## Aim of the task
Return the material exactly as supplied, apart from the pictures, which are omitted.

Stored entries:
-*-
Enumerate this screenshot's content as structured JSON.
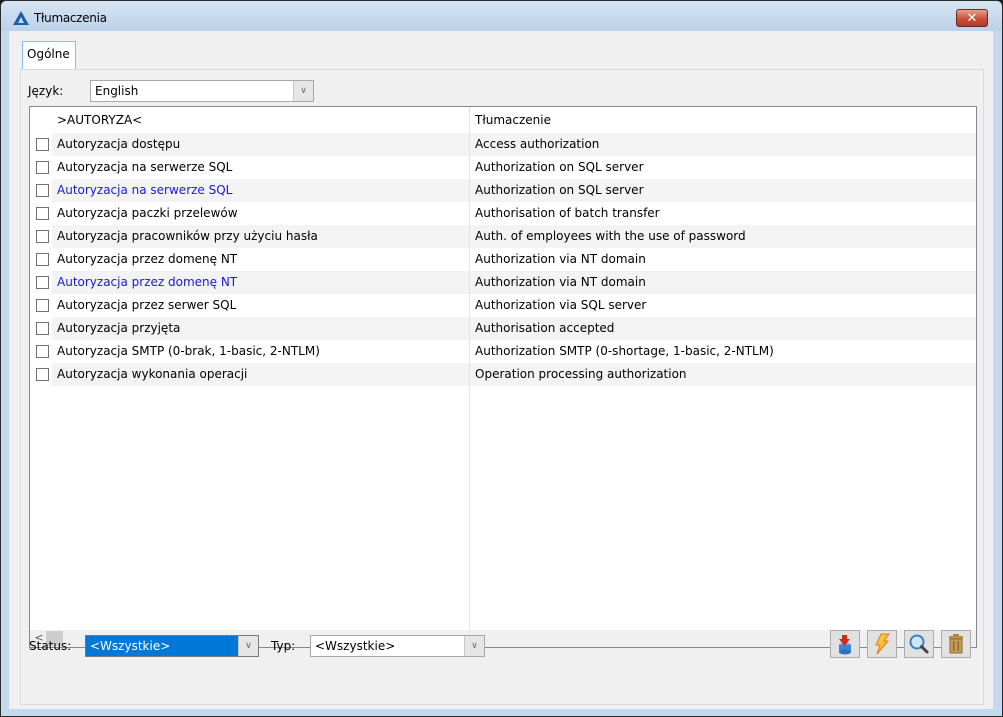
{
  "window": {
    "title": "Tłumaczenia",
    "close_label": "✕"
  },
  "tabs": [
    {
      "label": "Ogólne",
      "active": true
    }
  ],
  "language": {
    "label": "Język:",
    "selected": "English"
  },
  "grid": {
    "columns": [
      ">AUTORYZA<",
      "Tłumaczenie"
    ],
    "rows": [
      {
        "source": "Autoryzacja dostępu",
        "translation": "Access authorization",
        "checked": false,
        "highlight": false
      },
      {
        "source": "Autoryzacja na serwerze SQL",
        "translation": "Authorization on SQL server",
        "checked": false,
        "highlight": false
      },
      {
        "source": "Autoryzacja na serwerze SQL",
        "translation": "Authorization on SQL server",
        "checked": false,
        "highlight": true
      },
      {
        "source": "Autoryzacja paczki przelewów",
        "translation": "Authorisation of batch transfer",
        "checked": false,
        "highlight": false
      },
      {
        "source": "Autoryzacja pracowników przy użyciu hasła",
        "translation": "Auth. of employees with the use of password",
        "checked": false,
        "highlight": false
      },
      {
        "source": "Autoryzacja przez domenę NT",
        "translation": "Authorization via NT domain",
        "checked": false,
        "highlight": false
      },
      {
        "source": "Autoryzacja przez domenę NT",
        "translation": "Authorization via NT domain",
        "checked": false,
        "highlight": true
      },
      {
        "source": "Autoryzacja przez serwer SQL",
        "translation": "Authorization via SQL server",
        "checked": false,
        "highlight": false
      },
      {
        "source": "Autoryzacja przyjęta",
        "translation": "Authorisation accepted",
        "checked": false,
        "highlight": false
      },
      {
        "source": "Autoryzacja SMTP (0-brak, 1-basic, 2-NTLM)",
        "translation": "Authorization SMTP (0-shortage, 1-basic, 2-NTLM)",
        "checked": false,
        "highlight": false
      },
      {
        "source": "Autoryzacja wykonania operacji",
        "translation": "Operation processing authorization",
        "checked": false,
        "highlight": false
      }
    ],
    "scroll_left": "<",
    "scroll_right": ">"
  },
  "filters": {
    "status_label": "Status:",
    "status_value": "<Wszystkie>",
    "typ_label": "Typ:",
    "typ_value": "<Wszystkie>"
  },
  "toolbar": [
    {
      "name": "import-button",
      "icon": "database-import-icon"
    },
    {
      "name": "execute-button",
      "icon": "lightning-icon"
    },
    {
      "name": "search-button",
      "icon": "magnifier-icon"
    },
    {
      "name": "delete-button",
      "icon": "trash-icon"
    }
  ],
  "colors": {
    "highlight_text": "#1a1ad8",
    "selection": "#0078d7",
    "close_button": "#c9503b"
  }
}
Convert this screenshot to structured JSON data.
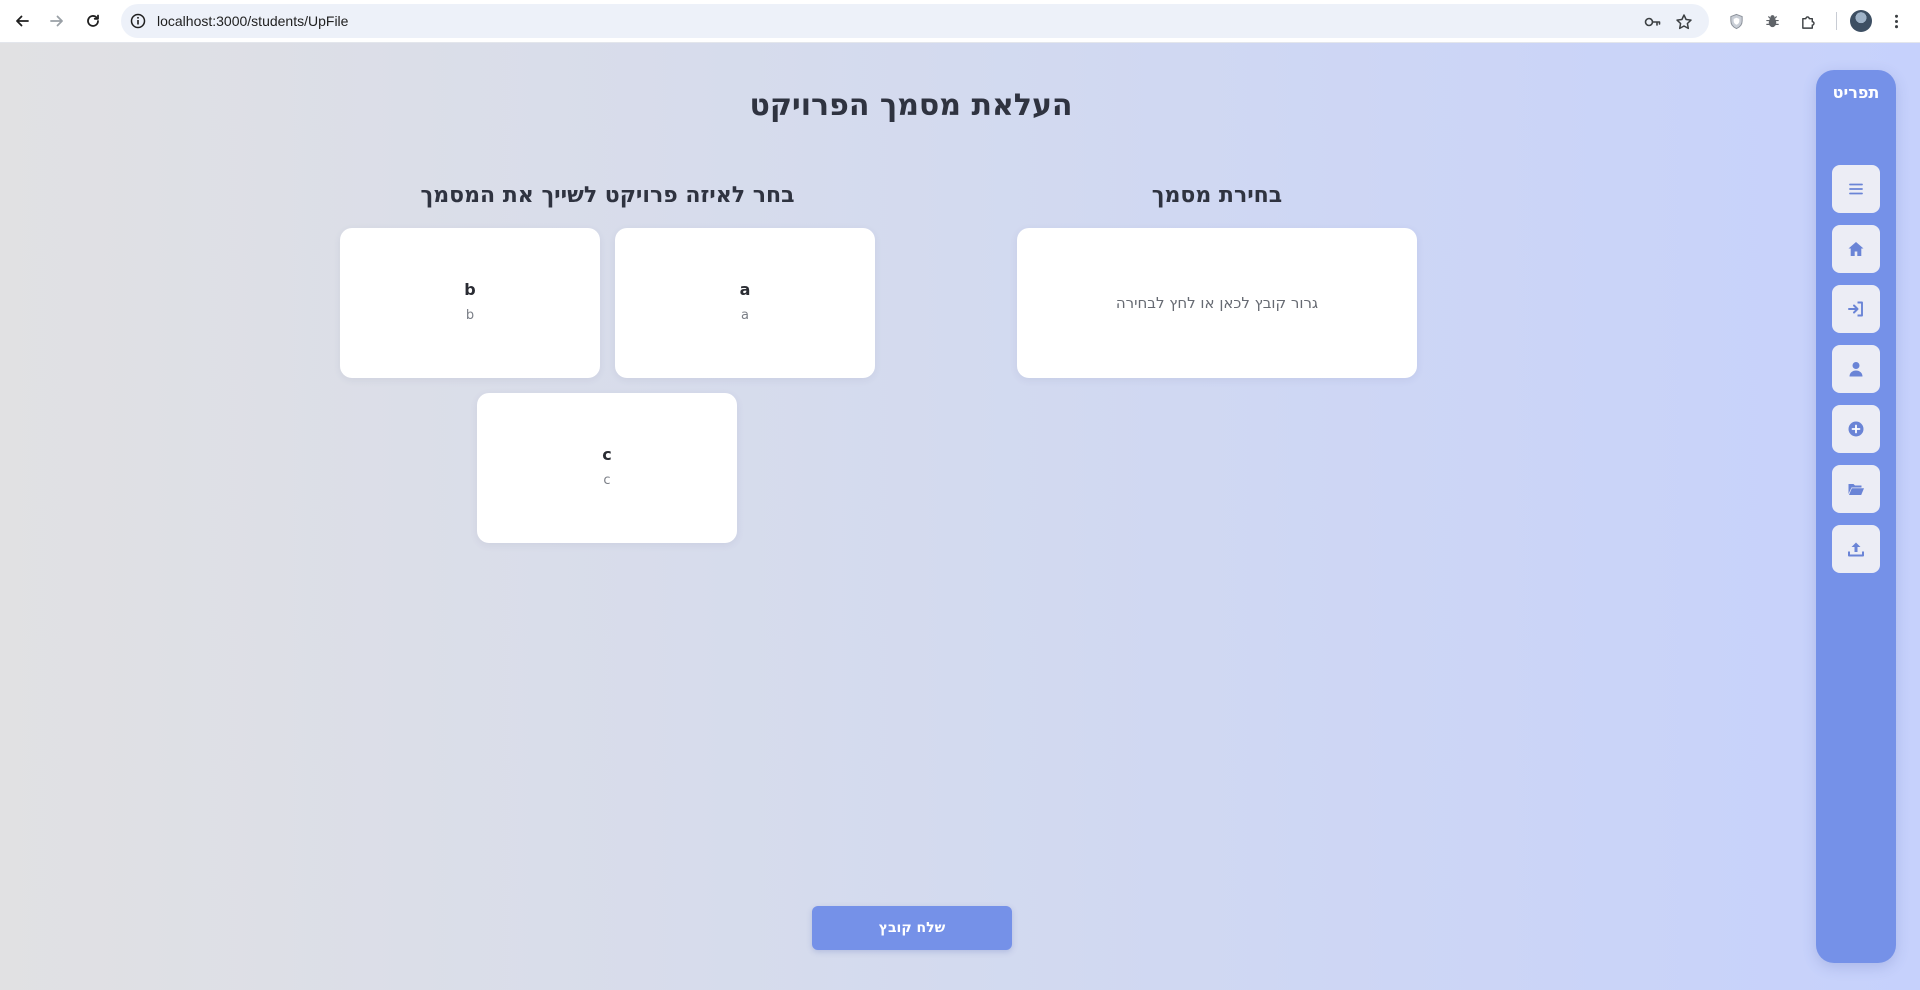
{
  "browser": {
    "url": "localhost:3000/students/UpFile",
    "nav": {
      "back": "back-arrow-icon",
      "forward": "forward-arrow-icon",
      "reload": "reload-icon"
    },
    "toolbar_icons": [
      "key-icon",
      "star-icon",
      "shield-extension-icon",
      "bug-extension-icon",
      "puzzle-icon",
      "avatar",
      "kebab-menu-icon"
    ]
  },
  "page": {
    "title": "העלאת מסמך הפרויקט"
  },
  "file_section": {
    "title": "בחירת מסמך",
    "dropzone_text": "גרור קובץ לכאן או לחץ לבחירה"
  },
  "project_section": {
    "title": "בחר לאיזה פרויקט לשייך את המסמך",
    "projects": [
      {
        "name": "a",
        "description": "a"
      },
      {
        "name": "b",
        "description": "b"
      },
      {
        "name": "c",
        "description": "c"
      }
    ]
  },
  "submit": {
    "label": "שלח קובץ"
  },
  "sidebar": {
    "logo": "תפריט",
    "items": [
      {
        "icon": "hamburger-menu-icon"
      },
      {
        "icon": "home-icon"
      },
      {
        "icon": "login-icon"
      },
      {
        "icon": "user-icon"
      },
      {
        "icon": "plus-circle-icon"
      },
      {
        "icon": "folder-open-icon"
      },
      {
        "icon": "upload-icon"
      }
    ]
  },
  "colors": {
    "accent": "#7591e8",
    "sidebar_button_bg": "#ecedf5",
    "text_dark": "#2f3340",
    "text_muted": "#666a72"
  }
}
-*-
## Solution to this problem
Enumerate this screenshot's content as structured JSON.
{
  "window": {
    "title": "Tłumaczenia",
    "close_label": "✕"
  },
  "tabs": [
    {
      "label": "Ogólne",
      "active": true
    }
  ],
  "language": {
    "label": "Język:",
    "selected": "English"
  },
  "grid": {
    "columns": [
      ">AUTORYZA<",
      "Tłumaczenie"
    ],
    "rows": [
      {
        "source": "Autoryzacja dostępu",
        "translation": "Access authorization",
        "checked": false,
        "highlight": false
      },
      {
        "source": "Autoryzacja na serwerze SQL",
        "translation": "Authorization on SQL server",
        "checked": false,
        "highlight": false
      },
      {
        "source": "Autoryzacja na serwerze SQL",
        "translation": "Authorization on SQL server",
        "checked": false,
        "highlight": true
      },
      {
        "source": "Autoryzacja paczki przelewów",
        "translation": "Authorisation of batch transfer",
        "checked": false,
        "highlight": false
      },
      {
        "source": "Autoryzacja pracowników przy użyciu hasła",
        "translation": "Auth. of employees with the use of password",
        "checked": false,
        "highlight": false
      },
      {
        "source": "Autoryzacja przez domenę NT",
        "translation": "Authorization via NT domain",
        "checked": false,
        "highlight": false
      },
      {
        "source": "Autoryzacja przez domenę NT",
        "translation": "Authorization via NT domain",
        "checked": false,
        "highlight": true
      },
      {
        "source": "Autoryzacja przez serwer SQL",
        "translation": "Authorization via SQL server",
        "checked": false,
        "highlight": false
      },
      {
        "source": "Autoryzacja przyjęta",
        "translation": "Authorisation accepted",
        "checked": false,
        "highlight": false
      },
      {
        "source": "Autoryzacja SMTP (0-brak, 1-basic, 2-NTLM)",
        "translation": "Authorization SMTP (0-shortage, 1-basic, 2-NTLM)",
        "checked": false,
        "highlight": false
      },
      {
        "source": "Autoryzacja wykonania operacji",
        "translation": "Operation processing authorization",
        "checked": false,
        "highlight": false
      }
    ],
    "scroll_left": "<",
    "scroll_right": ">"
  },
  "filters": {
    "status_label": "Status:",
    "status_value": "<Wszystkie>",
    "typ_label": "Typ:",
    "typ_value": "<Wszystkie>"
  },
  "toolbar": [
    {
      "name": "import-button",
      "icon": "database-import-icon"
    },
    {
      "name": "execute-button",
      "icon": "lightning-icon"
    },
    {
      "name": "search-button",
      "icon": "magnifier-icon"
    },
    {
      "name": "delete-button",
      "icon": "trash-icon"
    }
  ],
  "colors": {
    "highlight_text": "#1a1ad8",
    "selection": "#0078d7",
    "close_button": "#c9503b"
  }
}
Convert this screenshot to structured JSON data.
{
  "browser": {
    "url": "localhost:3000/students/UpFile",
    "nav": {
      "back": "back-arrow-icon",
      "forward": "forward-arrow-icon",
      "reload": "reload-icon"
    },
    "toolbar_icons": [
      "key-icon",
      "star-icon",
      "shield-extension-icon",
      "bug-extension-icon",
      "puzzle-icon",
      "avatar",
      "kebab-menu-icon"
    ]
  },
  "page": {
    "title": "העלאת מסמך הפרויקט"
  },
  "file_section": {
    "title": "בחירת מסמך",
    "dropzone_text": "גרור קובץ לכאן או לחץ לבחירה"
  },
  "project_section": {
    "title": "בחר לאיזה פרויקט לשייך את המסמך",
    "projects": [
      {
        "name": "a",
        "description": "a"
      },
      {
        "name": "b",
        "description": "b"
      },
      {
        "name": "c",
        "description": "c"
      }
    ]
  },
  "submit": {
    "label": "שלח קובץ"
  },
  "sidebar": {
    "logo": "תפריט",
    "items": [
      {
        "icon": "hamburger-menu-icon"
      },
      {
        "icon": "home-icon"
      },
      {
        "icon": "login-icon"
      },
      {
        "icon": "user-icon"
      },
      {
        "icon": "plus-circle-icon"
      },
      {
        "icon": "folder-open-icon"
      },
      {
        "icon": "upload-icon"
      }
    ]
  },
  "colors": {
    "accent": "#7591e8",
    "sidebar_button_bg": "#ecedf5",
    "text_dark": "#2f3340",
    "text_muted": "#666a72"
  }
}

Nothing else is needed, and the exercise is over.